YOUR OBJECTIVE ::
State the number of lines that hold the string "plain", with nothing added.

PROVIDED DATA ::
● ● ●

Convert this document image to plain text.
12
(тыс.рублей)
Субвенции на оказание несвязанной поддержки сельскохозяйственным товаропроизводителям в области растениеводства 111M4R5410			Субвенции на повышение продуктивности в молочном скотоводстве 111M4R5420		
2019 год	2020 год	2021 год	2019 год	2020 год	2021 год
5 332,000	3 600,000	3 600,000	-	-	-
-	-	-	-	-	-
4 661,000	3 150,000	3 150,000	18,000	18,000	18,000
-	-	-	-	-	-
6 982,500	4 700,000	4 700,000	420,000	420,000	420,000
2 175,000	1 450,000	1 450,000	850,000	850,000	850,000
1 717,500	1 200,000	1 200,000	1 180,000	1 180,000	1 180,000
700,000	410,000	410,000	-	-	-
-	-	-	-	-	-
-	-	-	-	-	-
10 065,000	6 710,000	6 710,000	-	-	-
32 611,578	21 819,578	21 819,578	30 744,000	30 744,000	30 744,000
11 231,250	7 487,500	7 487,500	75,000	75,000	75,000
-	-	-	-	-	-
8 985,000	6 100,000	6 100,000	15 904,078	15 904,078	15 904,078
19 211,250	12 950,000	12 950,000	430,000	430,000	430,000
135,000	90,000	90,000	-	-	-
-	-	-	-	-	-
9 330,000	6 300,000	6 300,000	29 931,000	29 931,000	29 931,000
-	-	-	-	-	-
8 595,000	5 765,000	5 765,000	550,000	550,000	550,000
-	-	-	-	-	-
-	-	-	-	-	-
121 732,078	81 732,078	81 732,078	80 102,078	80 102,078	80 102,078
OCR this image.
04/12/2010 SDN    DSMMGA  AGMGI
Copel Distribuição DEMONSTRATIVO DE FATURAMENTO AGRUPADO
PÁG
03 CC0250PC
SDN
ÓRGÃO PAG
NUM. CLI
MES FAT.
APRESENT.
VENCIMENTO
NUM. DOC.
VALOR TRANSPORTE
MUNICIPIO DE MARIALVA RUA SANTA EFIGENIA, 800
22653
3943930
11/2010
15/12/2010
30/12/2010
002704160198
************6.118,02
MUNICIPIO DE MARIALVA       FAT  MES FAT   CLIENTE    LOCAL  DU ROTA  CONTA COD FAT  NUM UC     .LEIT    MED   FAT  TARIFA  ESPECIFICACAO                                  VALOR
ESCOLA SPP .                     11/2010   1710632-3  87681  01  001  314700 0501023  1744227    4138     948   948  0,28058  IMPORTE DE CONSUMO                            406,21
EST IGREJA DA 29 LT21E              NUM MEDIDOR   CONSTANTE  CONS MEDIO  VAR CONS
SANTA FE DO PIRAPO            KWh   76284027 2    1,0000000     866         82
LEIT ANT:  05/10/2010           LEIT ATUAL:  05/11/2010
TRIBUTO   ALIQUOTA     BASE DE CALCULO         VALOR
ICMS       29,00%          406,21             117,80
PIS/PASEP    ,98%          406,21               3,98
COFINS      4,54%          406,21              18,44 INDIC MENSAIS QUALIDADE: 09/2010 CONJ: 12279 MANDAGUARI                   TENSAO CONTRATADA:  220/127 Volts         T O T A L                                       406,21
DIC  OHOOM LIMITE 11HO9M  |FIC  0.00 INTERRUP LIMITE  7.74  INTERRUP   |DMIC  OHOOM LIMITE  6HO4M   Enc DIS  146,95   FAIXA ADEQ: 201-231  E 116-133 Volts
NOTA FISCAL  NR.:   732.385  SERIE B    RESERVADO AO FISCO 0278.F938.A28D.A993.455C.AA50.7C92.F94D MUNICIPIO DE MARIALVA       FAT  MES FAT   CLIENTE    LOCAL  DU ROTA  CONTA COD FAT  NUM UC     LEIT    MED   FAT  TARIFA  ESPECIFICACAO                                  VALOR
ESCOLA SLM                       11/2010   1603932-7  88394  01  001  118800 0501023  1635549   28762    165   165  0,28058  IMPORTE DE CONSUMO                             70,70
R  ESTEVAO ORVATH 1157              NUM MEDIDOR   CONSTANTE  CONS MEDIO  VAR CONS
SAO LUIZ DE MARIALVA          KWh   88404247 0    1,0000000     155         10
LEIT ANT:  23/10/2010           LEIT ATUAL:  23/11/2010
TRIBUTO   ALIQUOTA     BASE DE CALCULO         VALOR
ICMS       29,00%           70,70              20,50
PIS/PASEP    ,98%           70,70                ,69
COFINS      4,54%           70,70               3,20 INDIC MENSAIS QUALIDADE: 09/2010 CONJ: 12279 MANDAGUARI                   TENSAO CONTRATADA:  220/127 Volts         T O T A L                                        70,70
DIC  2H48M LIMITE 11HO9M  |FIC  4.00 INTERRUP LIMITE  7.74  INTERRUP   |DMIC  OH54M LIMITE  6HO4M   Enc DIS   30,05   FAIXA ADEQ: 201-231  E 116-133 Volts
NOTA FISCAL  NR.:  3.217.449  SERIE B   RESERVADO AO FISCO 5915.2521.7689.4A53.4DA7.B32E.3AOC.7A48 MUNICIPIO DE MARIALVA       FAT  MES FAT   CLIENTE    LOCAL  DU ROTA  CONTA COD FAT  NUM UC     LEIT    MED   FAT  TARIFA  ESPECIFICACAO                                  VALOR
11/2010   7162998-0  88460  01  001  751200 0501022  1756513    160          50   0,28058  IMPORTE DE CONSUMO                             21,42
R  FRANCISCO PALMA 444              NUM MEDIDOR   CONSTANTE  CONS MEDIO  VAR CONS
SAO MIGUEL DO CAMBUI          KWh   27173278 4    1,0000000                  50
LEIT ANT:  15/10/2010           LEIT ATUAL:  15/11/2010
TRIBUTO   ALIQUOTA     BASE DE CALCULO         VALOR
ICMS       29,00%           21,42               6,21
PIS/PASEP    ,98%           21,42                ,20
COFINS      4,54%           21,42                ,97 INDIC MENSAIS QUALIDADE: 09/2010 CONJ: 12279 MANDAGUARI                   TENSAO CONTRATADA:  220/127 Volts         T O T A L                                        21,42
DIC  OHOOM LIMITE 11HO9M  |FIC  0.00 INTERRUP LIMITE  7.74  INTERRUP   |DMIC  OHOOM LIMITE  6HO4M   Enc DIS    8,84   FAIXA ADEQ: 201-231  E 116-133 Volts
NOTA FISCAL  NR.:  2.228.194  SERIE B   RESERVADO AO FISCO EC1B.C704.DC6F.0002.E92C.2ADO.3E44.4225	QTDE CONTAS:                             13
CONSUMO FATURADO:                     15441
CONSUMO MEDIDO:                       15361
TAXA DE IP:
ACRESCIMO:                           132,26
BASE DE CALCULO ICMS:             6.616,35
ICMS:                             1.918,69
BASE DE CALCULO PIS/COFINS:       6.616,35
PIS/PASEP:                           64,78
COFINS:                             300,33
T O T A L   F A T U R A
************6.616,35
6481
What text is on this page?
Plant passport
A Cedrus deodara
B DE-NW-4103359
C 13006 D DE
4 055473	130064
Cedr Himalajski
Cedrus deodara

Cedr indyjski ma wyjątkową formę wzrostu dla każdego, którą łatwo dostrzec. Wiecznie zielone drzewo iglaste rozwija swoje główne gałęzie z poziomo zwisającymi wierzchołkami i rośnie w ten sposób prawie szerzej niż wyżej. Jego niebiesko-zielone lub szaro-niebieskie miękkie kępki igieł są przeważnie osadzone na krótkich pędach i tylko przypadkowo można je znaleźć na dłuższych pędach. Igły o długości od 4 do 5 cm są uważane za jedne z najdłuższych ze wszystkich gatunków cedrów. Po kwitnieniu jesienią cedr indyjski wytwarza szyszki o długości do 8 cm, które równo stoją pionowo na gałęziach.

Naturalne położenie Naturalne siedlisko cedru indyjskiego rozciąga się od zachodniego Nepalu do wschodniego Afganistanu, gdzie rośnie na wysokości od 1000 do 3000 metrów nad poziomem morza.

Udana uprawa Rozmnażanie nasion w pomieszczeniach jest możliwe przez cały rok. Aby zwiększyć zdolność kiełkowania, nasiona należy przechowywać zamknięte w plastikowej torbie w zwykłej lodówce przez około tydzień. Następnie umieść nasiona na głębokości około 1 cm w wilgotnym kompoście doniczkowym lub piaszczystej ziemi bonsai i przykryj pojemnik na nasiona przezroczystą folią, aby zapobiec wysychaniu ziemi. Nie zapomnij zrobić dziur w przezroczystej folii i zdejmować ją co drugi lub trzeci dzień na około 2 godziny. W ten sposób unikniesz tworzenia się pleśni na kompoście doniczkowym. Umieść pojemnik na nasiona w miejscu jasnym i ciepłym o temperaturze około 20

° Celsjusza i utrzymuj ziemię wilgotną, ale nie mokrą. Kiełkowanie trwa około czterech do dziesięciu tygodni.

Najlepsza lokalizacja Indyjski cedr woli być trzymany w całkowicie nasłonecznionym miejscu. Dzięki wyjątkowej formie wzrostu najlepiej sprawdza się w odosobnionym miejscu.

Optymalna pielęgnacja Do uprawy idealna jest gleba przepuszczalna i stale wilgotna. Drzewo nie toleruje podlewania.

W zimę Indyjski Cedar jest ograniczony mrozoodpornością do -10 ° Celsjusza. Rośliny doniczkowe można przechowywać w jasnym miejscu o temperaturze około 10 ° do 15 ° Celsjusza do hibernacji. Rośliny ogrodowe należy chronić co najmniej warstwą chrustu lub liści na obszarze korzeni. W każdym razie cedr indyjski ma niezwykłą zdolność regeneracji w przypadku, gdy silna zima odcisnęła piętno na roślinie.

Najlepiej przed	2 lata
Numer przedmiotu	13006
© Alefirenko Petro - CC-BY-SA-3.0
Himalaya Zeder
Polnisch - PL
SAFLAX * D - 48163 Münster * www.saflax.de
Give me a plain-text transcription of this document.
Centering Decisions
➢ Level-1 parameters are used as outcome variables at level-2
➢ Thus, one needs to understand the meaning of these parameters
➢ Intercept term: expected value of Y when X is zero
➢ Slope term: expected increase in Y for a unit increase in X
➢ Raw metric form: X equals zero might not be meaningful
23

● ● ●

RESULT BELOW ::
2